Exercise directions: In the records that follow, locate every line with "flag" and extract it.

(Structured figure records)
----------------------------------------

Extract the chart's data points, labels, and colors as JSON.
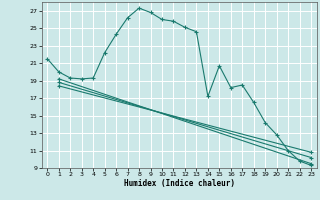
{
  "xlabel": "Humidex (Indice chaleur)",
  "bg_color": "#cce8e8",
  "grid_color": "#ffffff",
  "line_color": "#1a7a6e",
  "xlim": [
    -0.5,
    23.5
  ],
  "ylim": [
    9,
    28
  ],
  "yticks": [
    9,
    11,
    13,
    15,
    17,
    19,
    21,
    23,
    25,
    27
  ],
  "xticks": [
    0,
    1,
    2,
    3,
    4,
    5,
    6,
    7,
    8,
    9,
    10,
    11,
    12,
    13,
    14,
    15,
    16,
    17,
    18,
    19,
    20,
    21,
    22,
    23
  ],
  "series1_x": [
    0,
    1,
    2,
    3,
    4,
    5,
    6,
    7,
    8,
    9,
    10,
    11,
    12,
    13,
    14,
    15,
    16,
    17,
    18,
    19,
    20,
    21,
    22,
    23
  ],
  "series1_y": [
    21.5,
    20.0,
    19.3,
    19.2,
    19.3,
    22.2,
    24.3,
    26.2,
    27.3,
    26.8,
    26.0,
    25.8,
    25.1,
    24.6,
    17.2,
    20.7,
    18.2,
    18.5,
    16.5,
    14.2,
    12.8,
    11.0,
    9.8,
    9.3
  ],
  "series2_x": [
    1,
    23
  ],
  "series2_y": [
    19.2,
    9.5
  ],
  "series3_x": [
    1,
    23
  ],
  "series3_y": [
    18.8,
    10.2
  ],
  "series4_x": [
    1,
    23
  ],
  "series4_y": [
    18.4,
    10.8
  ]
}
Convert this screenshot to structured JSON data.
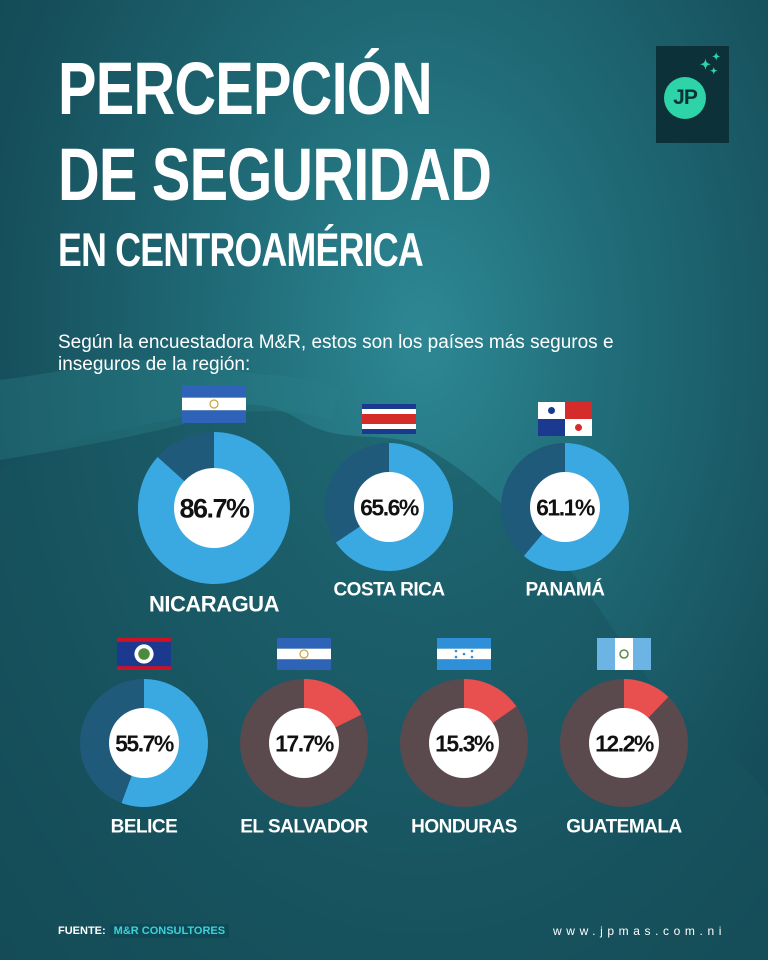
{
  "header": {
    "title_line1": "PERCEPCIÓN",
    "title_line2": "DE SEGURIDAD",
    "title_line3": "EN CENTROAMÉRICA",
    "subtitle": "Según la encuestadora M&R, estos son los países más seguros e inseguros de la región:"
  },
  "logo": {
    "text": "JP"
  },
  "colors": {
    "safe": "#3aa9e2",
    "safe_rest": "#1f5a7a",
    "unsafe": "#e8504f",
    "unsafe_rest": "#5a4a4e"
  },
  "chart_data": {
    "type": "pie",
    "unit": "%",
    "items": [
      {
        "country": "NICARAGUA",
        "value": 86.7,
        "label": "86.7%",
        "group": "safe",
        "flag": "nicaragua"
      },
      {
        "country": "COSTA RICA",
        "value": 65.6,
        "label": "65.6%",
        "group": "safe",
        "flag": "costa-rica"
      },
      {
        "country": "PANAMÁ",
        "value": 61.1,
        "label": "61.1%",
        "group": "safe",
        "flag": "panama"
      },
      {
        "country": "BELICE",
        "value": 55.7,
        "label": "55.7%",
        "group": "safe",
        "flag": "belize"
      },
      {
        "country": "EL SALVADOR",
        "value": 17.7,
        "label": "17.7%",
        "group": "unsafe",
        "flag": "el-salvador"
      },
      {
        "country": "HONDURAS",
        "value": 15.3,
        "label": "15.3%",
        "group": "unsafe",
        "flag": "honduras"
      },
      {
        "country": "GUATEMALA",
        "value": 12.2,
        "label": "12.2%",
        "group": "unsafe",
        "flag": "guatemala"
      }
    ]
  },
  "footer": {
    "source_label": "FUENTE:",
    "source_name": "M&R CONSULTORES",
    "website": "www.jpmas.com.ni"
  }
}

----------------------------------------

Correct output:
        "flag": "nicaragua"
        "flag": "costa-rica"
        "flag": "panama"
        "flag": "belize"
        "flag": "el-salvador"
        "flag": "honduras"
        "flag": "guatemala"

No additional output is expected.